• Objective: Can you transcribe every record below exactly as it appears?

• Data to use:
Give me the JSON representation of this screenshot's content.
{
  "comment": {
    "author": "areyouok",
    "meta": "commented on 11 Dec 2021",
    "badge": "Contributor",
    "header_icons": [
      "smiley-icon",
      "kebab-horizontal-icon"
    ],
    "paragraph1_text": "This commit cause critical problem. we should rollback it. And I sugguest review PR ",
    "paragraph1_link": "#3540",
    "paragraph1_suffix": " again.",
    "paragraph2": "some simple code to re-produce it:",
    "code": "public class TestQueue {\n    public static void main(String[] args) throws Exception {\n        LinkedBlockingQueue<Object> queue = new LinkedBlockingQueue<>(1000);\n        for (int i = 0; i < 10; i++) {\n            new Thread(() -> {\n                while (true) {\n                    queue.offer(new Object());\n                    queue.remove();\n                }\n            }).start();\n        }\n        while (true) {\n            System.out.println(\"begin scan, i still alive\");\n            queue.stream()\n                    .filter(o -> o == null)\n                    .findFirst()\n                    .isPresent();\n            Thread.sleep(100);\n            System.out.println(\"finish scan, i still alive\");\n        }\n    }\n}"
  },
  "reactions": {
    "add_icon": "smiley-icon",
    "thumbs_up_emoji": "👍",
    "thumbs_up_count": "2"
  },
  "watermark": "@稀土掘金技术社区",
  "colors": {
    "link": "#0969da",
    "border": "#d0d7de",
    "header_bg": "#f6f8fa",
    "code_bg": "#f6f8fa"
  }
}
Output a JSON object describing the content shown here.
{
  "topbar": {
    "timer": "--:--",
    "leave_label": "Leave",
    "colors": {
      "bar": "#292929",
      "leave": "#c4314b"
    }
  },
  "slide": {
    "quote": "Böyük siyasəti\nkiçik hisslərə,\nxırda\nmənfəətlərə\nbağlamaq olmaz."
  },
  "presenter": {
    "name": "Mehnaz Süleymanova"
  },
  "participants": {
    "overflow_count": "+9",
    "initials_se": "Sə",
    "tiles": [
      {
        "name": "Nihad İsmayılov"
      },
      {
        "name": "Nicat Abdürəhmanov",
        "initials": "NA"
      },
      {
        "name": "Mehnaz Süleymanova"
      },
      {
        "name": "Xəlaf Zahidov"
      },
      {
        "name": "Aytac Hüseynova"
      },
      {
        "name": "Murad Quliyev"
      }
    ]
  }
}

• Task response:
Give me the JSON representation of this screenshot's content.
{
  "comment": {
    "author": "areyouok",
    "meta": "commented on 11 Dec 2021",
    "badge": "Contributor",
    "header_icons": [
      "smiley-icon",
      "kebab-horizontal-icon"
    ],
    "paragraph1_text": "This commit cause critical problem. we should rollback it. And I sugguest review PR ",
    "paragraph1_link": "#3540",
    "paragraph1_suffix": " again.",
    "paragraph2": "some simple code to re-produce it:",
    "code": "public class TestQueue {\n    public static void main(String[] args) throws Exception {\n        LinkedBlockingQueue<Object> queue = new LinkedBlockingQueue<>(1000);\n        for (int i = 0; i < 10; i++) {\n            new Thread(() -> {\n                while (true) {\n                    queue.offer(new Object());\n                    queue.remove();\n                }\n            }).start();\n        }\n        while (true) {\n            System.out.println(\"begin scan, i still alive\");\n            queue.stream()\n                    .filter(o -> o == null)\n                    .findFirst()\n                    .isPresent();\n            Thread.sleep(100);\n            System.out.println(\"finish scan, i still alive\");\n        }\n    }\n}"
  },
  "reactions": {
    "add_icon": "smiley-icon",
    "thumbs_up_emoji": "👍",
    "thumbs_up_count": "2"
  },
  "watermark": "@稀土掘金技术社区",
  "colors": {
    "link": "#0969da",
    "border": "#d0d7de",
    "header_bg": "#f6f8fa",
    "code_bg": "#f6f8fa"
  }
}
Output a JSON object describing the content shown here.
{
  "topbar": {
    "timer": "--:--",
    "leave_label": "Leave",
    "colors": {
      "bar": "#292929",
      "leave": "#c4314b"
    }
  },
  "slide": {
    "quote": "Böyük siyasəti\nkiçik hisslərə,\nxırda\nmənfəətlərə\nbağlamaq olmaz."
  },
  "presenter": {
    "name": "Mehnaz Süleymanova"
  },
  "participants": {
    "overflow_count": "+9",
    "initials_se": "Sə",
    "tiles": [
      {
        "name": "Nihad İsmayılov"
      },
      {
        "name": "Nicat Abdürəhmanov",
        "initials": "NA"
      },
      {
        "name": "Mehnaz Süleymanova"
      },
      {
        "name": "Xəlaf Zahidov"
      },
      {
        "name": "Aytac Hüseynova"
      },
      {
        "name": "Murad Quliyev"
      }
    ]
  }
}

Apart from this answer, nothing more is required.